[GIVEN TASK]
Using the records that follow, copy every line containing the word "Pronk".

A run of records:
────

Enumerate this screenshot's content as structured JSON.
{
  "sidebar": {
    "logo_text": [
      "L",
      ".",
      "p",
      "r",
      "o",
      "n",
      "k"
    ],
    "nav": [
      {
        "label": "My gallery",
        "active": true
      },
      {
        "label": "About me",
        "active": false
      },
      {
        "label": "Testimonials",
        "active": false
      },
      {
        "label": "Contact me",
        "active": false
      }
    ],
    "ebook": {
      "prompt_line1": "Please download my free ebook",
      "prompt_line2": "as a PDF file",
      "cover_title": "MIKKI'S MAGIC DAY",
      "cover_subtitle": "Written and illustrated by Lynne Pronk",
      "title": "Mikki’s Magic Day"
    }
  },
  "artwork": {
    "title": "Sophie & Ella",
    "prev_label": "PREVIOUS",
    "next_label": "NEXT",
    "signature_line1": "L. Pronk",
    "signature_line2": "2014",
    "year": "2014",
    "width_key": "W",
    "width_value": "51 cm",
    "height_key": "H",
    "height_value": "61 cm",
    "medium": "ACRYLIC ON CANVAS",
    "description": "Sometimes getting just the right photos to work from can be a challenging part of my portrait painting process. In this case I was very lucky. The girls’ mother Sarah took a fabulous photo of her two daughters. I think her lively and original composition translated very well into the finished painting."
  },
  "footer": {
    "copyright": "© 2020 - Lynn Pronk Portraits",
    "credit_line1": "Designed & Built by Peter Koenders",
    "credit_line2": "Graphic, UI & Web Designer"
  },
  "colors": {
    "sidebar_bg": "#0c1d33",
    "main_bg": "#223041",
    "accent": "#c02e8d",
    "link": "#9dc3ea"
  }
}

────

[WORKED SOLUTION]
      "cover_subtitle": "Written and illustrated by Lynne Pronk",
    "signature_line1": "L. Pronk",
    "copyright": "© 2020 - Lynn Pronk Portraits",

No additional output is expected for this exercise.